REQUIREMENTS →
Write the listing below out again exactly, dropping the images.

============

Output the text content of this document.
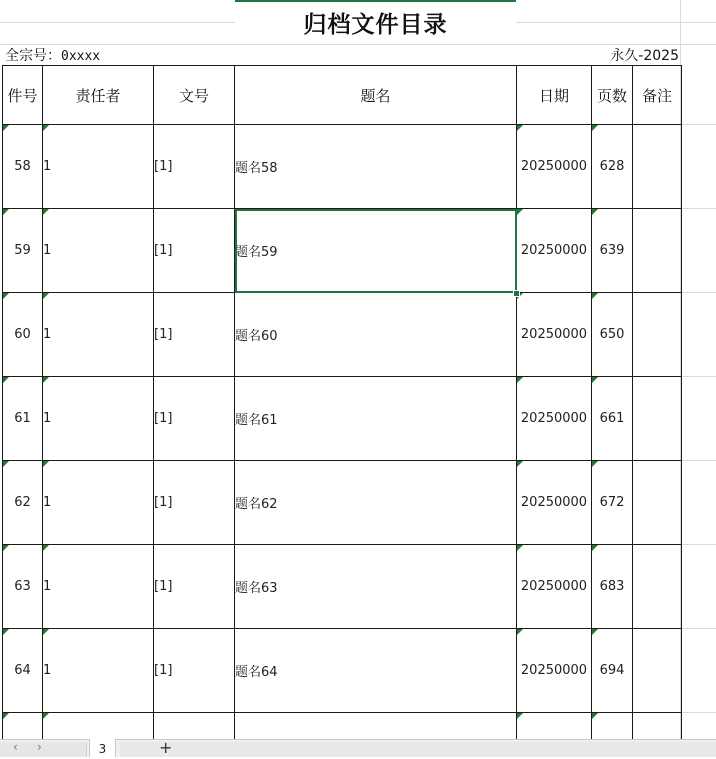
归档文件目录
全宗号：0xxxx	永久-2025
件号	责任者	文号	题名	日期	页数	备注
58	1	[1]	题名58	20250000	628	
59	1	[1]	题名59	20250000	639	
60	1	[1]	题名60	20250000	650	
61	1	[1]	题名61	20250000	661	
62	1	[1]	题名62	20250000	672	
63	1	[1]	题名63	20250000	683	
64	1	[1]	题名64	20250000	694	

‹ ›	3	+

============

SOLUTION TO THE PROBLEM →
Output the text content of this document.
归档文件目录
全宗号：0xxxx	永久-2025
件号	责任者	文号	题名	日期	页数	备注
58	1	[1]	题名58	20250000	628	
59	1	[1]	题名59	20250000	639	
60	1	[1]	题名60	20250000	650	
61	1	[1]	题名61	20250000	661	
62	1	[1]	题名62	20250000	672	
63	1	[1]	题名63	20250000	683	
64	1	[1]	题名64	20250000	694	

‹ ›	3	+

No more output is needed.